• **Exercise prompt**
Each record below is to be copied word for word, with pictures removed.
· · · ·
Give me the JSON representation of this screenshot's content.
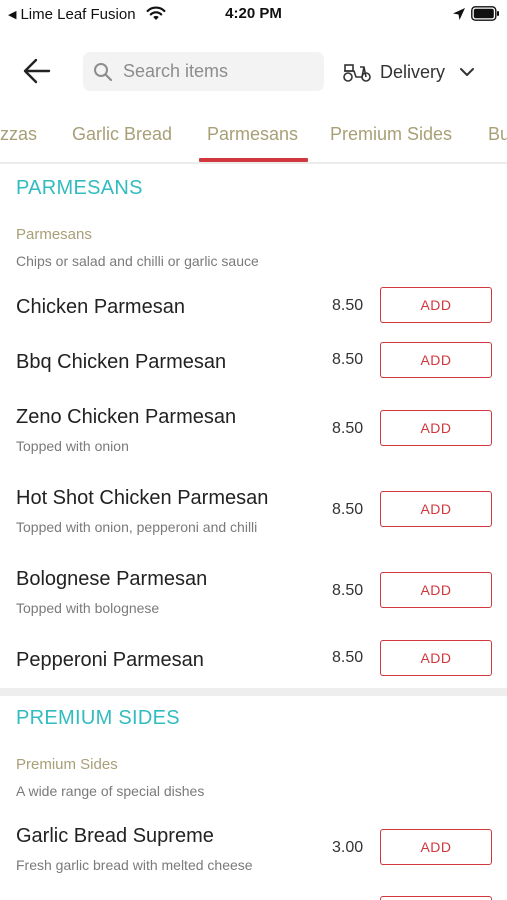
{
  "status_bar": {
    "back_app": "Lime Leaf Fusion",
    "time": "4:20 PM"
  },
  "header": {
    "search_placeholder": "Search items",
    "delivery_label": "Delivery"
  },
  "tabs": [
    {
      "label": "Pizzas"
    },
    {
      "label": "Garlic Bread"
    },
    {
      "label": "Parmesans",
      "active": true
    },
    {
      "label": "Premium Sides"
    },
    {
      "label": "Bu"
    }
  ],
  "colors": {
    "accent": "#d0383e",
    "section_title": "#31bcc0",
    "tab_text": "#a89f77"
  },
  "sections": [
    {
      "title": "PARMESANS",
      "subtitle": "Parmesans",
      "description": "Chips or salad and chilli or garlic sauce",
      "items": [
        {
          "name": "Chicken Parmesan",
          "desc": "",
          "price": "8.50",
          "button": "ADD"
        },
        {
          "name": "Bbq Chicken Parmesan",
          "desc": "",
          "price": "8.50",
          "button": "ADD"
        },
        {
          "name": "Zeno Chicken Parmesan",
          "desc": "Topped with onion",
          "price": "8.50",
          "button": "ADD"
        },
        {
          "name": "Hot Shot Chicken Parmesan",
          "desc": "Topped with onion, pepperoni and chilli",
          "price": "8.50",
          "button": "ADD"
        },
        {
          "name": "Bolognese Parmesan",
          "desc": "Topped with bolognese",
          "price": "8.50",
          "button": "ADD"
        },
        {
          "name": "Pepperoni Parmesan",
          "desc": "",
          "price": "8.50",
          "button": "ADD"
        }
      ]
    },
    {
      "title": "PREMIUM SIDES",
      "subtitle": "Premium Sides",
      "description": "A wide range of special dishes",
      "items": [
        {
          "name": "Garlic Bread Supreme",
          "desc": "Fresh garlic bread with melted cheese",
          "price": "3.00",
          "button": "ADD"
        }
      ]
    }
  ]
}
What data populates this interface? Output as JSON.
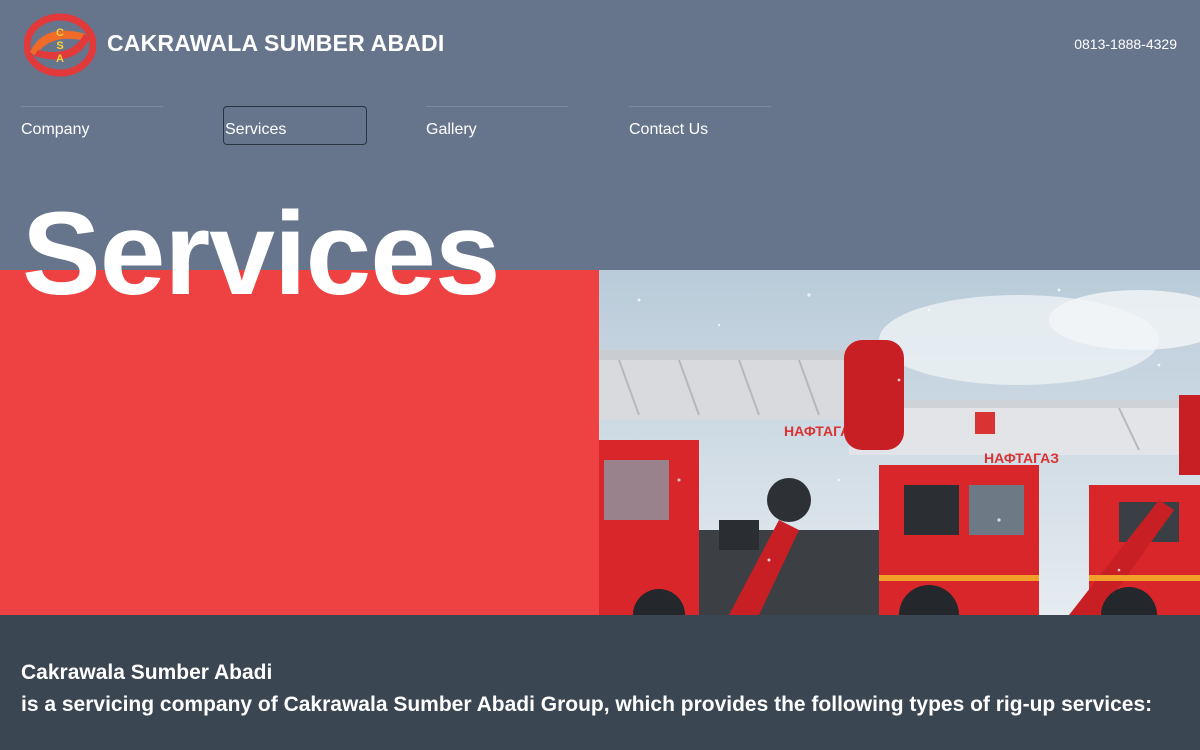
{
  "header": {
    "logo_letters": [
      "C",
      "S",
      "A"
    ],
    "brand_name": "CAKRAWALA SUMBER ABADI",
    "phone": "0813-1888-4329"
  },
  "nav": {
    "items": [
      {
        "label": "Company",
        "active": false
      },
      {
        "label": "Services",
        "active": true
      },
      {
        "label": "Gallery",
        "active": false
      },
      {
        "label": "Contact Us",
        "active": false
      }
    ]
  },
  "hero": {
    "title": "Services",
    "image_description": "red crane trucks in snow"
  },
  "intro": {
    "company_name": "Cakrawala Sumber Abadi",
    "description": "is a servicing company of Cakrawala Sumber Abadi Group, which provides the following types of rig-up services:"
  },
  "colors": {
    "top_band": "#66758c",
    "accent_red": "#ee4242",
    "bottom_band": "#3b4653",
    "text": "#ffffff"
  }
}
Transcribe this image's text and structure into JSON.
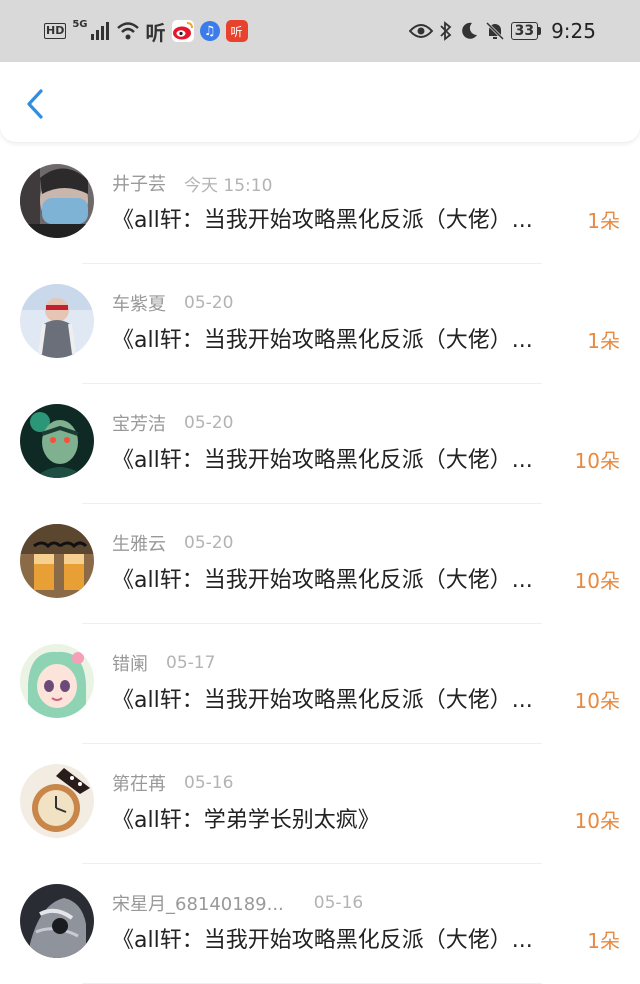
· · · ·
• **Task response**
Give me the JSON representation of this screenshot's content.
{
  "status_bar": {
    "back_app": "Lime Leaf Fusion",
    "time": "4:20 PM"
  },
  "header": {
    "search_placeholder": "Search items",
    "delivery_label": "Delivery"
  },
  "tabs": [
    {
      "label": "Pizzas"
    },
    {
      "label": "Garlic Bread"
    },
    {
      "label": "Parmesans",
      "active": true
    },
    {
      "label": "Premium Sides"
    },
    {
      "label": "Bu"
    }
  ],
  "colors": {
    "accent": "#d0383e",
    "section_title": "#31bcc0",
    "tab_text": "#a89f77"
  },
  "sections": [
    {
      "title": "PARMESANS",
      "subtitle": "Parmesans",
      "description": "Chips or salad and chilli or garlic sauce",
      "items": [
        {
          "name": "Chicken Parmesan",
          "desc": "",
          "price": "8.50",
          "button": "ADD"
        },
        {
          "name": "Bbq Chicken Parmesan",
          "desc": "",
          "price": "8.50",
          "button": "ADD"
        },
        {
          "name": "Zeno Chicken Parmesan",
          "desc": "Topped with onion",
          "price": "8.50",
          "button": "ADD"
        },
        {
          "name": "Hot Shot Chicken Parmesan",
          "desc": "Topped with onion, pepperoni and chilli",
          "price": "8.50",
          "button": "ADD"
        },
        {
          "name": "Bolognese Parmesan",
          "desc": "Topped with bolognese",
          "price": "8.50",
          "button": "ADD"
        },
        {
          "name": "Pepperoni Parmesan",
          "desc": "",
          "price": "8.50",
          "button": "ADD"
        }
      ]
    },
    {
      "title": "PREMIUM SIDES",
      "subtitle": "Premium Sides",
      "description": "A wide range of special dishes",
      "items": [
        {
          "name": "Garlic Bread Supreme",
          "desc": "Fresh garlic bread with melted cheese",
          "price": "3.00",
          "button": "ADD"
        }
      ]
    }
  ]
}
What data populates this interface? Output as JSON.
{
  "header": {
    "logo_letters": [
      "C",
      "S",
      "A"
    ],
    "brand_name": "CAKRAWALA SUMBER ABADI",
    "phone": "0813-1888-4329"
  },
  "nav": {
    "items": [
      {
        "label": "Company",
        "active": false
      },
      {
        "label": "Services",
        "active": true
      },
      {
        "label": "Gallery",
        "active": false
      },
      {
        "label": "Contact Us",
        "active": false
      }
    ]
  },
  "hero": {
    "title": "Services",
    "image_description": "red crane trucks in snow"
  },
  "intro": {
    "company_name": "Cakrawala Sumber Abadi",
    "description": "is a servicing company of Cakrawala Sumber Abadi Group, which provides the following types of rig-up services:"
  },
  "colors": {
    "top_band": "#66758c",
    "accent_red": "#ee4242",
    "bottom_band": "#3b4653",
    "text": "#ffffff"
  }
}
Transcribe this image's text and structure into JSON.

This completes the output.